| WHAT TO WORK ON |
Say the number of lines containing the string "управления", and say nothing else.

Stored dataset items:
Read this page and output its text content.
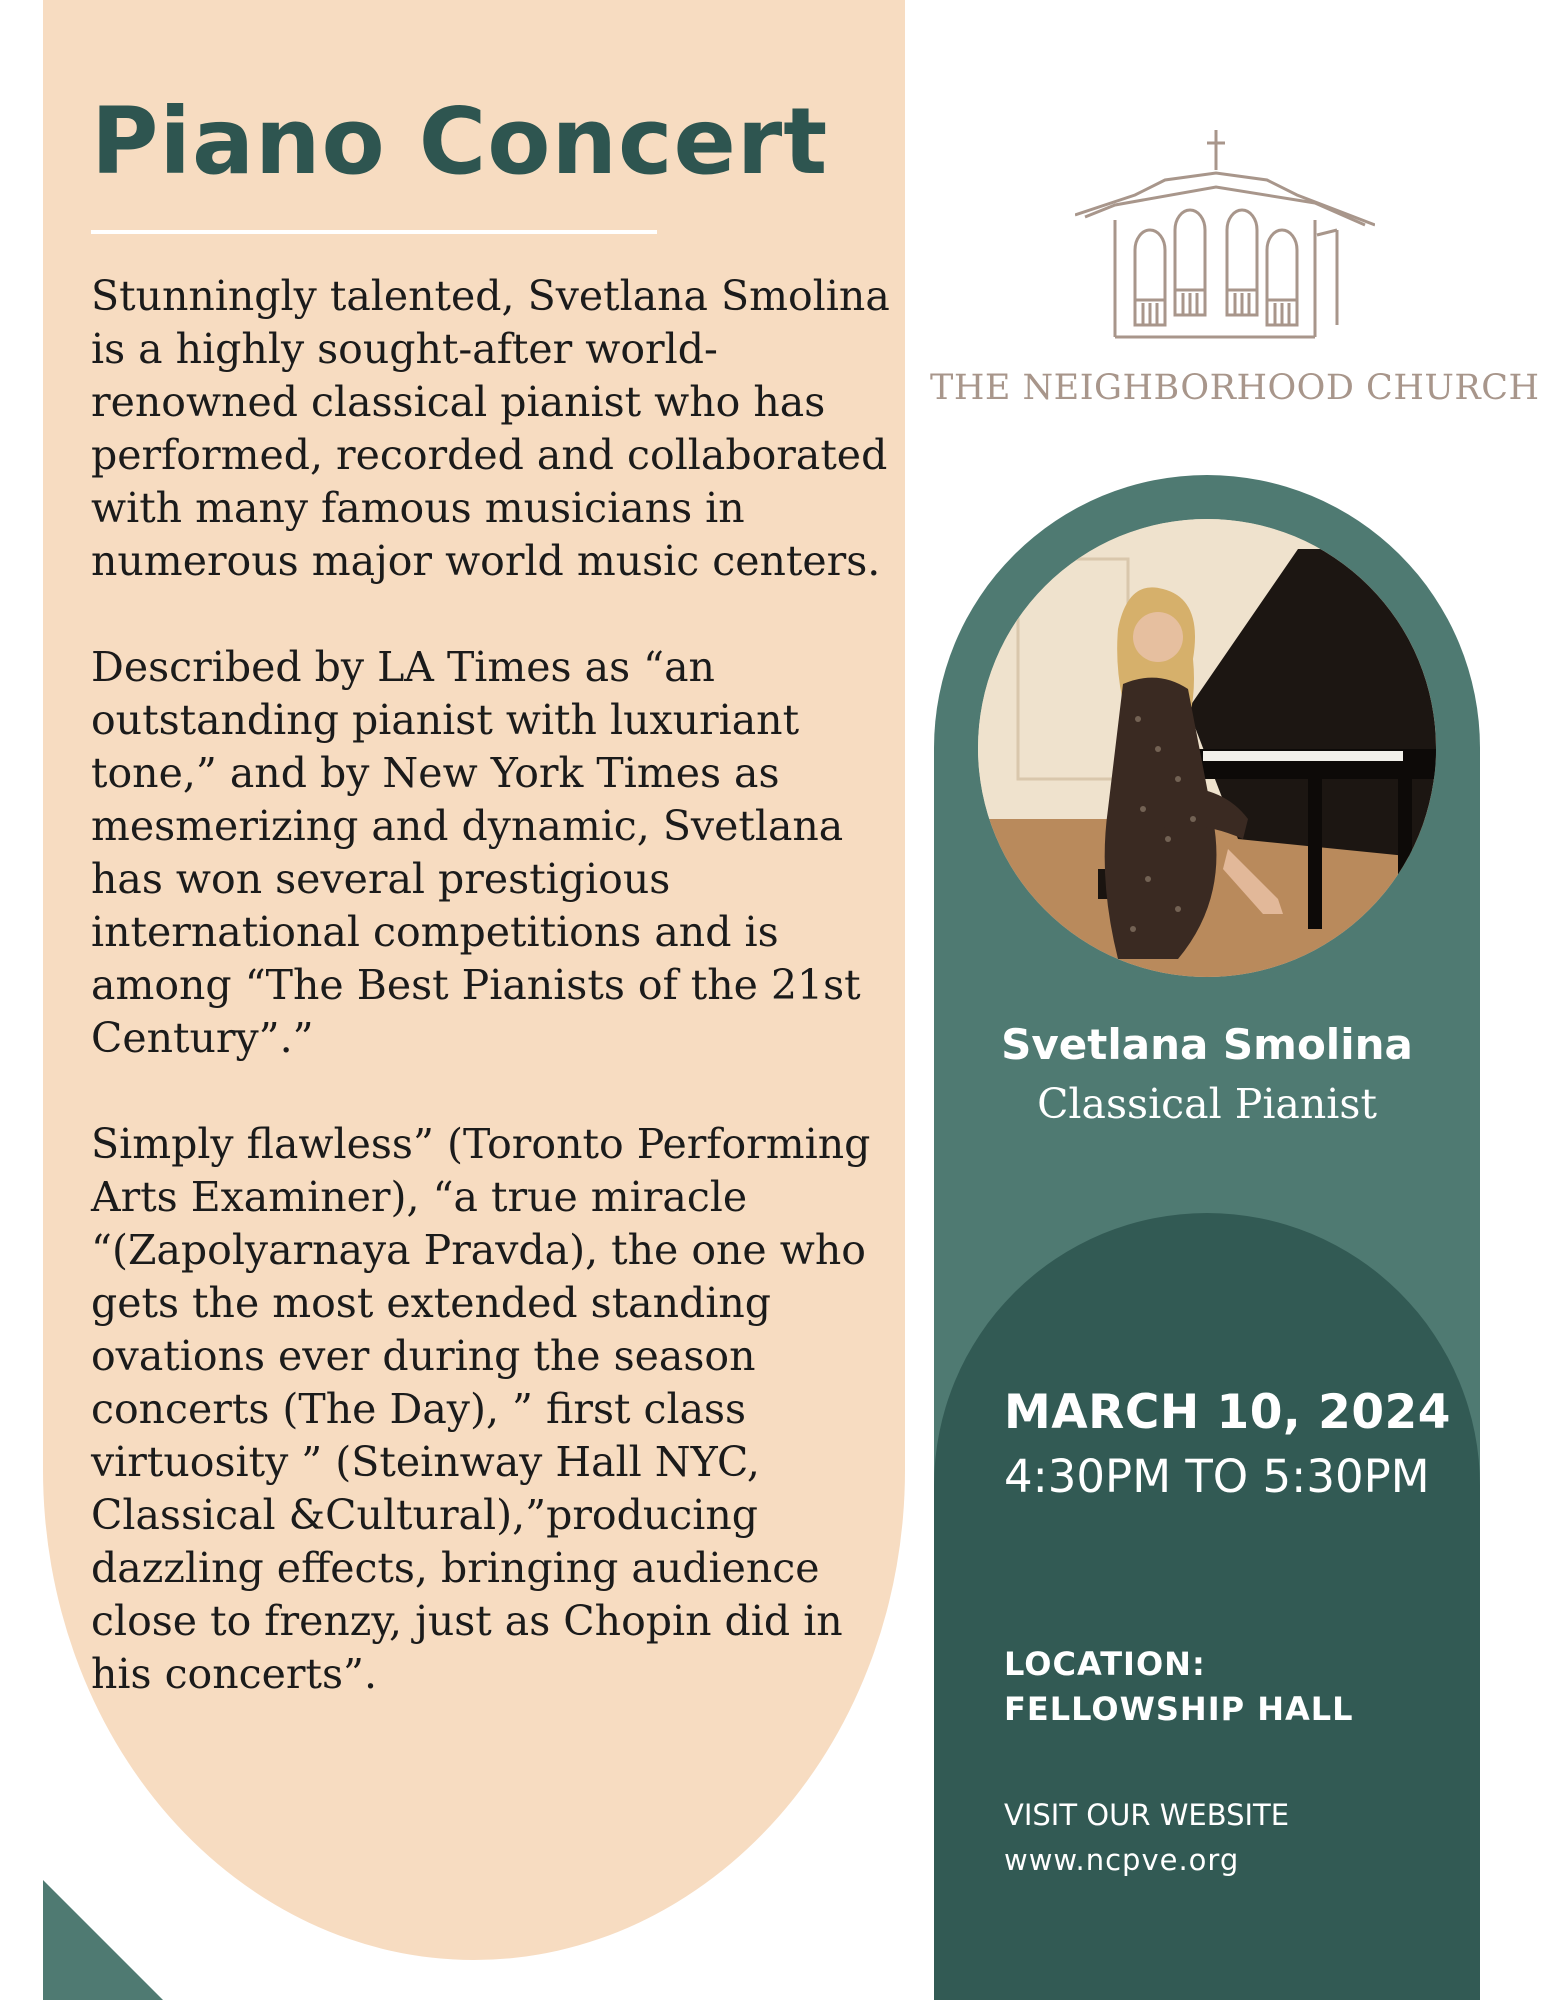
Piano Concert

Stunningly talented, Svetlana Smolina is a highly sought-after world-renowned classical pianist who has performed, recorded and collaborated with many famous musicians in numerous major world music centers.

Described by LA Times as “an outstanding pianist with luxuriant tone,” and by New York Times as mesmerizing and dynamic, Svetlana has won several prestigious international competitions and is among “The Best Pianists of the 21st Century”.”

Simply flawless” (Toronto Performing Arts Examiner), “a true miracle “(Zapolyarnaya Pravda), the one who gets the most extended standing ovations ever during the season concerts (The Day), ” first class virtuosity ” (Steinway Hall NYC, Classical &Cultural),”producing dazzling effects, bringing audience close to frenzy, just as Chopin did in his concerts”.

THE NEIGHBORHOOD CHURCH
Svetlana Smolina
Classical Pianist
MARCH 10, 2024
4:30PM TO 5:30PM
LOCATION:
FELLOWSHIP HALL
VISIT OUR WEBSITE
www.ncpve.org
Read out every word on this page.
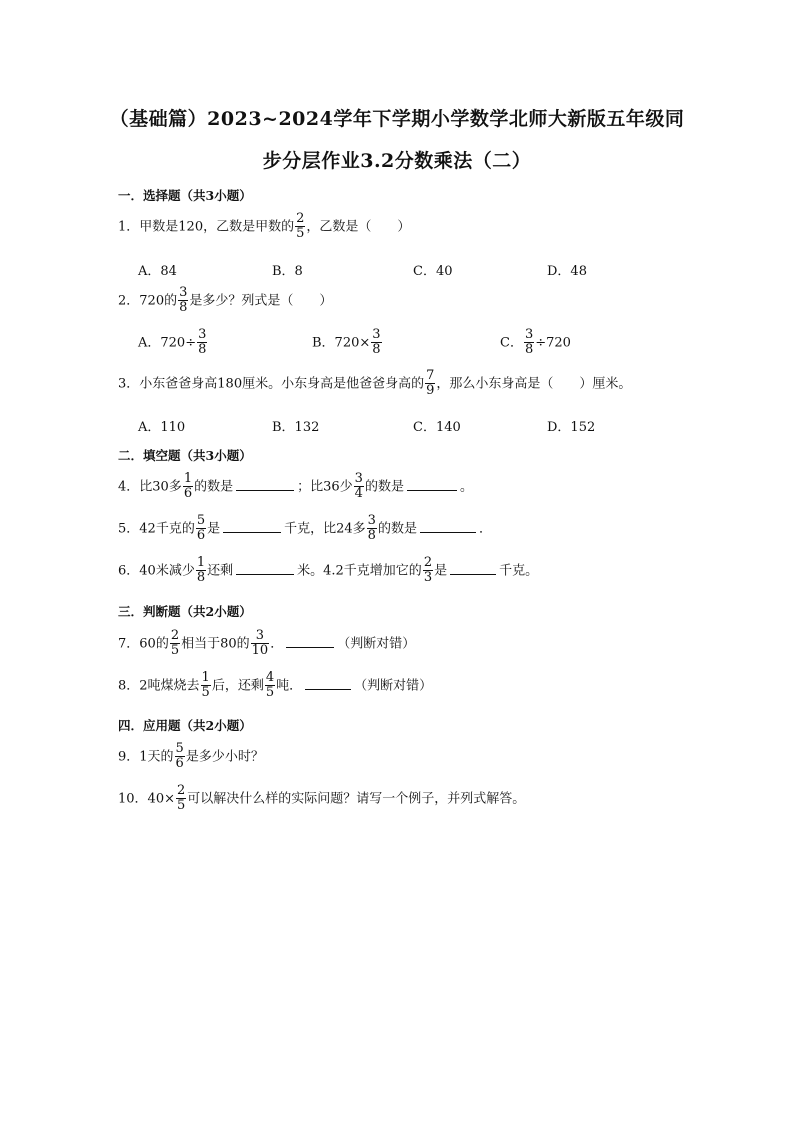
（基础篇）2023~2024学年下学期小学数学北师大新版五年级同
步分层作业3.2分数乘法（二）
一．选择题（共3小题）
1．甲数是120，乙数是甲数的 $\frac{2}{5}$ ，乙数是（　　）
A．84	B．8	C．40	D．48
2．720的 $\frac{3}{8}$ 是多少？列式是（　　）
A．$720\div \frac{3}{8}$	B．$720\times \frac{3}{8}$	C． $\frac{3}{8} \div 720$
3．小东爸爸身高180厘米。小东身高是他爸爸身高的 $\frac{7}{9}$ ，那么小东身高是（　　）厘米。
A．110	B．132	C．140	D．152
二．填空题（共3小题）
4．比30多 $\frac{1}{6}$ 的数是	；比36少 $\frac{3}{4}$ 的数是	。
5．42千克的 $\frac{5}{6}$ 是	千克，比24多 $\frac{3}{8}$ 的数是	．
6．40米减少 $\frac{1}{8}$ 还剩	米。4.2千克增加它的 $\frac{2}{3}$ 是	千克。
三．判断题（共2小题）
7．60的 $\frac{2}{5}$ 相当于80的 $\frac{3}{10}$ ．	（判断对错）
8．2吨煤烧去 $\frac{1}{5}$ 后，还剩 $\frac{4}{5}$ 吨．	（判断对错）
四．应用题（共2小题）
9．1天的 $\frac{5}{6}$ 是多少小时？
10．$40\times \frac{2}{5}$ 可以解决什么样的实际问题？请写一个例子，并列式解答。
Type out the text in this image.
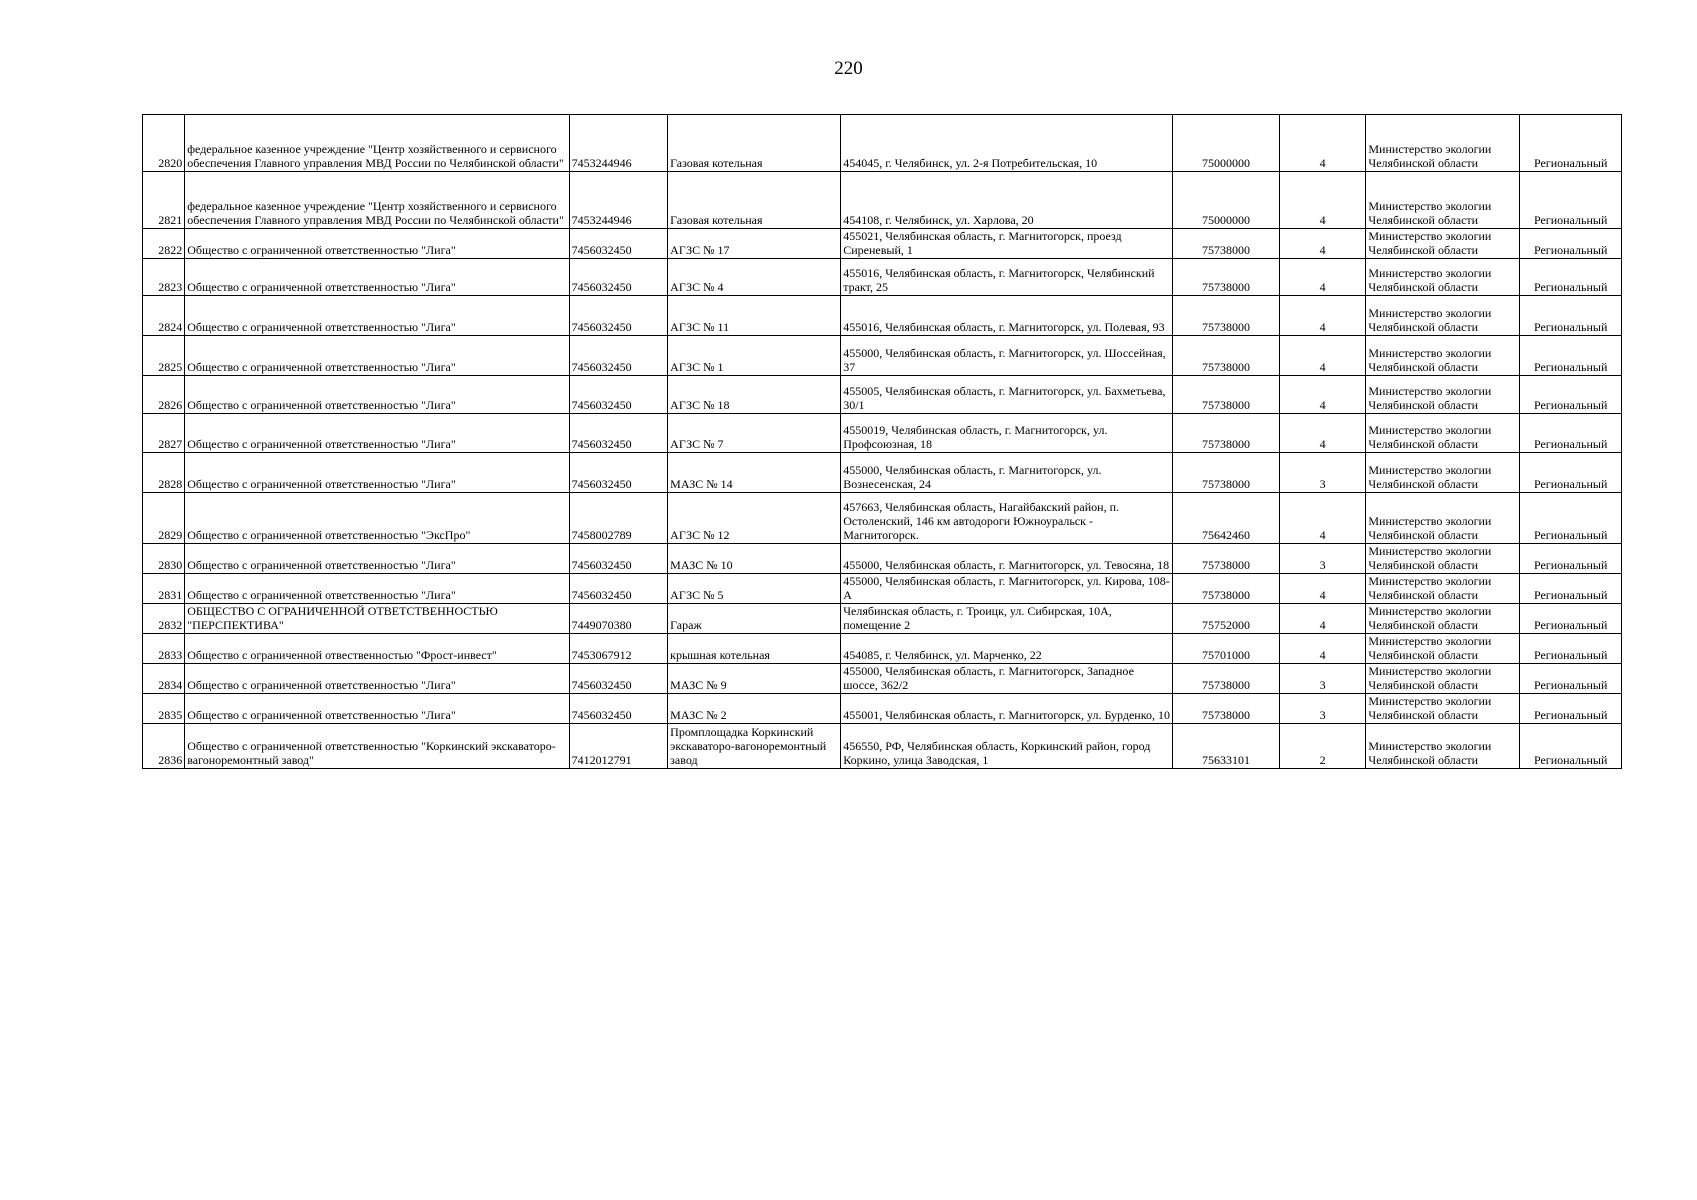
220
2820	федеральное казенное учреждение "Центр хозяйственного и сервисного обеспечения Главного управления МВД России по Челябинской области"	7453244946	Газовая котельная	454045, г. Челябинск, ул. 2-я Потребительская, 10	75000000	4	Министерство экологии Челябинской области	Региональный
2821	федеральное казенное учреждение "Центр хозяйственного и сервисного обеспечения Главного управления МВД России по Челябинской области"	7453244946	Газовая котельная	454108, г. Челябинск, ул. Харлова, 20	75000000	4	Министерство экологии Челябинской области	Региональный
2822	Общество с ограниченной ответственностью "Лига"	7456032450	АГЗС № 17	455021, Челябинская область, г. Магнитогорск, проезд Сиреневый, 1	75738000	4	Министерство экологии Челябинской области	Региональный
2823	Общество с ограниченной ответственностью "Лига"	7456032450	АГЗС № 4	455016, Челябинская область, г. Магнитогорск, Челябинский тракт, 25	75738000	4	Министерство экологии Челябинской области	Региональный
2824	Общество с ограниченной ответственностью "Лига"	7456032450	АГЗС № 11	455016, Челябинская область, г. Магнитогорск, ул. Полевая, 93	75738000	4	Министерство экологии Челябинской области	Региональный
2825	Общество с ограниченной ответственностью "Лига"	7456032450	АГЗС № 1	455000, Челябинская область, г. Магнитогорск, ул. Шоссейная, 37	75738000	4	Министерство экологии Челябинской области	Региональный
2826	Общество с ограниченной ответственностью "Лига"	7456032450	АГЗС № 18	455005, Челябинская область, г. Магнитогорск, ул. Бахметьева, 30/1	75738000	4	Министерство экологии Челябинской области	Региональный
2827	Общество с ограниченной ответственностью "Лига"	7456032450	АГЗС № 7	4550019, Челябинская область, г. Магнитогорск, ул. Профсоюзная, 18	75738000	4	Министерство экологии Челябинской области	Региональный
2828	Общество с ограниченной ответственностью "Лига"	7456032450	МАЗС № 14	455000, Челябинская область, г. Магнитогорск, ул. Вознесенская, 24	75738000	3	Министерство экологии Челябинской области	Региональный
2829	Общество с ограниченной ответственностью "ЭксПро"	7458002789	АГЗС № 12	457663, Челябинская область, Нагайбакский район, п. Остоленский, 146 км автодороги Южноуральск - Магнитогорск.	75642460	4	Министерство экологии Челябинской области	Региональный
2830	Общество с ограниченной ответственностью "Лига"	7456032450	МАЗС № 10	455000, Челябинская область, г. Магнитогорск, ул. Тевосяна, 18	75738000	3	Министерство экологии Челябинской области	Региональный
2831	Общество с ограниченной ответственностью "Лига"	7456032450	АГЗС № 5	455000, Челябинская область, г. Магнитогорск, ул. Кирова, 108-А	75738000	4	Министерство экологии Челябинской области	Региональный
2832	ОБЩЕСТВО С ОГРАНИЧЕННОЙ ОТВЕТСТВЕННОСТЬЮ "ПЕРСПЕКТИВА"	7449070380	Гараж	Челябинская область, г. Троицк, ул. Сибирская, 10А, помещение 2	75752000	4	Министерство экологии Челябинской области	Региональный
2833	Общество с ограниченной отвественностью "Фрост-инвест"	7453067912	крышная котельная	454085, г. Челябинск, ул. Марченко, 22	75701000	4	Министерство экологии Челябинской области	Региональный
2834	Общество с ограниченной ответственностью "Лига"	7456032450	МАЗС № 9	455000, Челябинская область, г. Магнитогорск, Западное шоссе, 362/2	75738000	3	Министерство экологии Челябинской области	Региональный
2835	Общество с ограниченной ответственностью "Лига"	7456032450	МАЗС № 2	455001, Челябинская область, г. Магнитогорск, ул. Бурденко, 10	75738000	3	Министерство экологии Челябинской области	Региональный
2836	Общество с ограниченной ответственностью "Коркинский экскаваторо-вагоноремонтный завод"	7412012791	Промплощадка Коркинский экскаваторо-вагоноремонтный завод	456550, РФ, Челябинская область, Коркинский район, город Коркино, улица Заводская, 1	75633101	2	Министерство экологии Челябинской области	Региональный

| RESULT OF THIS TASK |
2